* _DIRECTION_
Restate the complete material exactly.

* _Saved entries_

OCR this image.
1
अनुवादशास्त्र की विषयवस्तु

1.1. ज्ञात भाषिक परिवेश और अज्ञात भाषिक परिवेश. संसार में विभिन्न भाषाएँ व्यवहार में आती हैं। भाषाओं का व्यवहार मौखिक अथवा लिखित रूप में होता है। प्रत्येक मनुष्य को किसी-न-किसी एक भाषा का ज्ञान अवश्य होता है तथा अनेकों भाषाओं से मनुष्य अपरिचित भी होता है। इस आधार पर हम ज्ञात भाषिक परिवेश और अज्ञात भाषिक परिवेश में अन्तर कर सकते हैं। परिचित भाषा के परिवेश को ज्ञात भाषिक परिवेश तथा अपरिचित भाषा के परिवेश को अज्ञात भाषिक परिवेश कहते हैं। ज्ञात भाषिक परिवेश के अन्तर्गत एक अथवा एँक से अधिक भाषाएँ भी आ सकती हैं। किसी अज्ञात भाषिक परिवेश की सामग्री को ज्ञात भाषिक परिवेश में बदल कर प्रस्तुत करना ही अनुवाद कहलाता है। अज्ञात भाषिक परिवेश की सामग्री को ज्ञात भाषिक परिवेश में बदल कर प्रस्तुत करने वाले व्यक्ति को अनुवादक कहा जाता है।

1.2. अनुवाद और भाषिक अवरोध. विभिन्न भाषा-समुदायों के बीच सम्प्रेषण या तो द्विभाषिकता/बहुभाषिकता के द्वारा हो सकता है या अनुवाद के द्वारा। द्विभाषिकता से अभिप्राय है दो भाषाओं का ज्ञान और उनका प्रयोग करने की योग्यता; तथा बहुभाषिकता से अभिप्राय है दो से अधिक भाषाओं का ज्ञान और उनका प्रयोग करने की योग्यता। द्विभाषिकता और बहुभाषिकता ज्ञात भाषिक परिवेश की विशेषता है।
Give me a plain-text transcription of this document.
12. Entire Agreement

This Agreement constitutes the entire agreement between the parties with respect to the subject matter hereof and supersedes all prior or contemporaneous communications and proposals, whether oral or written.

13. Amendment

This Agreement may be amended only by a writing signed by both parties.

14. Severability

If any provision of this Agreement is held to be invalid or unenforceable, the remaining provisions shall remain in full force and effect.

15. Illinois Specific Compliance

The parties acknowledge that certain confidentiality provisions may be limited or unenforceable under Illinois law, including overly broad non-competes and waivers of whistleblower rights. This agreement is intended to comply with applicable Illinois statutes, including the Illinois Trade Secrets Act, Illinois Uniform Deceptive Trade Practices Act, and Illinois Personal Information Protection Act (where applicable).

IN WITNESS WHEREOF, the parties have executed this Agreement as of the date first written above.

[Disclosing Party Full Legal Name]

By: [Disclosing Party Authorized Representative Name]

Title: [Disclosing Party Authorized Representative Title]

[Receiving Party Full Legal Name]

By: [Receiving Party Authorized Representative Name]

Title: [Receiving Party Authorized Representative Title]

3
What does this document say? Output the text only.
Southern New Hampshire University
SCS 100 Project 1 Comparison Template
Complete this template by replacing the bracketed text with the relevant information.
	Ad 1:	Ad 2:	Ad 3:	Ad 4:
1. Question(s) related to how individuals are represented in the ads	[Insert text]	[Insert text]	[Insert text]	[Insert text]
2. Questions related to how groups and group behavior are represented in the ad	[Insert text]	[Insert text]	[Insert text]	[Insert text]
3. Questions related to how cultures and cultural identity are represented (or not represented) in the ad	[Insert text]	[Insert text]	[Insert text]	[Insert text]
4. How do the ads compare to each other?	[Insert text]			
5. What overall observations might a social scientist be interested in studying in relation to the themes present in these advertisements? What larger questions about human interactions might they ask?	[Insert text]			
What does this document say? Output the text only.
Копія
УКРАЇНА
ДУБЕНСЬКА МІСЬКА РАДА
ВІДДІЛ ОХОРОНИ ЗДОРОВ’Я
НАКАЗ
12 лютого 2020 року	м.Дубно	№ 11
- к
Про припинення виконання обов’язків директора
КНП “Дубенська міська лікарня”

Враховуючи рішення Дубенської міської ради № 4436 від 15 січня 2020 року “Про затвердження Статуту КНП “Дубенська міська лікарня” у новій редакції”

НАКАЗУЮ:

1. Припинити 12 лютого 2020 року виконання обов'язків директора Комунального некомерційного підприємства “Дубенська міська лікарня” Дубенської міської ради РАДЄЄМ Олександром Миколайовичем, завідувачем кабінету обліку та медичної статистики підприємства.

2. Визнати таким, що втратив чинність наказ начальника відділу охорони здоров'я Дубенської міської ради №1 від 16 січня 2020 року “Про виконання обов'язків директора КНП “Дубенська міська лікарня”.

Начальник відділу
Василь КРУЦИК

* _RESULT OF THE EXERCISE_
OCR this image.
1
अनुवादशास्त्र की विषयवस्तु

1.1. ज्ञात भाषिक परिवेश और अज्ञात भाषिक परिवेश. संसार में विभिन्न भाषाएँ व्यवहार में आती हैं। भाषाओं का व्यवहार मौखिक अथवा लिखित रूप में होता है। प्रत्येक मनुष्य को किसी-न-किसी एक भाषा का ज्ञान अवश्य होता है तथा अनेकों भाषाओं से मनुष्य अपरिचित भी होता है। इस आधार पर हम ज्ञात भाषिक परिवेश और अज्ञात भाषिक परिवेश में अन्तर कर सकते हैं। परिचित भाषा के परिवेश को ज्ञात भाषिक परिवेश तथा अपरिचित भाषा के परिवेश को अज्ञात भाषिक परिवेश कहते हैं। ज्ञात भाषिक परिवेश के अन्तर्गत एक अथवा एँक से अधिक भाषाएँ भी आ सकती हैं। किसी अज्ञात भाषिक परिवेश की सामग्री को ज्ञात भाषिक परिवेश में बदल कर प्रस्तुत करना ही अनुवाद कहलाता है। अज्ञात भाषिक परिवेश की सामग्री को ज्ञात भाषिक परिवेश में बदल कर प्रस्तुत करने वाले व्यक्ति को अनुवादक कहा जाता है।

1.2. अनुवाद और भाषिक अवरोध. विभिन्न भाषा-समुदायों के बीच सम्प्रेषण या तो द्विभाषिकता/बहुभाषिकता के द्वारा हो सकता है या अनुवाद के द्वारा। द्विभाषिकता से अभिप्राय है दो भाषाओं का ज्ञान और उनका प्रयोग करने की योग्यता; तथा बहुभाषिकता से अभिप्राय है दो से अधिक भाषाओं का ज्ञान और उनका प्रयोग करने की योग्यता। द्विभाषिकता और बहुभाषिकता ज्ञात भाषिक परिवेश की विशेषता है।
Give me a plain-text transcription of this document.
12. Entire Agreement

This Agreement constitutes the entire agreement between the parties with respect to the subject matter hereof and supersedes all prior or contemporaneous communications and proposals, whether oral or written.

13. Amendment

This Agreement may be amended only by a writing signed by both parties.

14. Severability

If any provision of this Agreement is held to be invalid or unenforceable, the remaining provisions shall remain in full force and effect.

15. Illinois Specific Compliance

The parties acknowledge that certain confidentiality provisions may be limited or unenforceable under Illinois law, including overly broad non-competes and waivers of whistleblower rights. This agreement is intended to comply with applicable Illinois statutes, including the Illinois Trade Secrets Act, Illinois Uniform Deceptive Trade Practices Act, and Illinois Personal Information Protection Act (where applicable).

IN WITNESS WHEREOF, the parties have executed this Agreement as of the date first written above.

[Disclosing Party Full Legal Name]

By: [Disclosing Party Authorized Representative Name]

Title: [Disclosing Party Authorized Representative Title]

[Receiving Party Full Legal Name]

By: [Receiving Party Authorized Representative Name]

Title: [Receiving Party Authorized Representative Title]

3
What does this document say? Output the text only.
Southern New Hampshire University
SCS 100 Project 1 Comparison Template
Complete this template by replacing the bracketed text with the relevant information.
	Ad 1:	Ad 2:	Ad 3:	Ad 4:
1. Question(s) related to how individuals are represented in the ads	[Insert text]	[Insert text]	[Insert text]	[Insert text]
2. Questions related to how groups and group behavior are represented in the ad	[Insert text]	[Insert text]	[Insert text]	[Insert text]
3. Questions related to how cultures and cultural identity are represented (or not represented) in the ad	[Insert text]	[Insert text]	[Insert text]	[Insert text]
4. How do the ads compare to each other?	[Insert text]			
5. What overall observations might a social scientist be interested in studying in relation to the themes present in these advertisements? What larger questions about human interactions might they ask?	[Insert text]			
What does this document say? Output the text only.
Копія
УКРАЇНА
ДУБЕНСЬКА МІСЬКА РАДА
ВІДДІЛ ОХОРОНИ ЗДОРОВ’Я
НАКАЗ
12 лютого 2020 року	м.Дубно	№ 11
- к
Про припинення виконання обов’язків директора
КНП “Дубенська міська лікарня”

Враховуючи рішення Дубенської міської ради № 4436 від 15 січня 2020 року “Про затвердження Статуту КНП “Дубенська міська лікарня” у новій редакції”

НАКАЗУЮ:

1. Припинити 12 лютого 2020 року виконання обов'язків директора Комунального некомерційного підприємства “Дубенська міська лікарня” Дубенської міської ради РАДЄЄМ Олександром Миколайовичем, завідувачем кабінету обліку та медичної статистики підприємства.

2. Визнати таким, що втратив чинність наказ начальника відділу охорони здоров'я Дубенської міської ради №1 від 16 січня 2020 року “Про виконання обов'язків директора КНП “Дубенська міська лікарня”.

Начальник відділу
Василь КРУЦИК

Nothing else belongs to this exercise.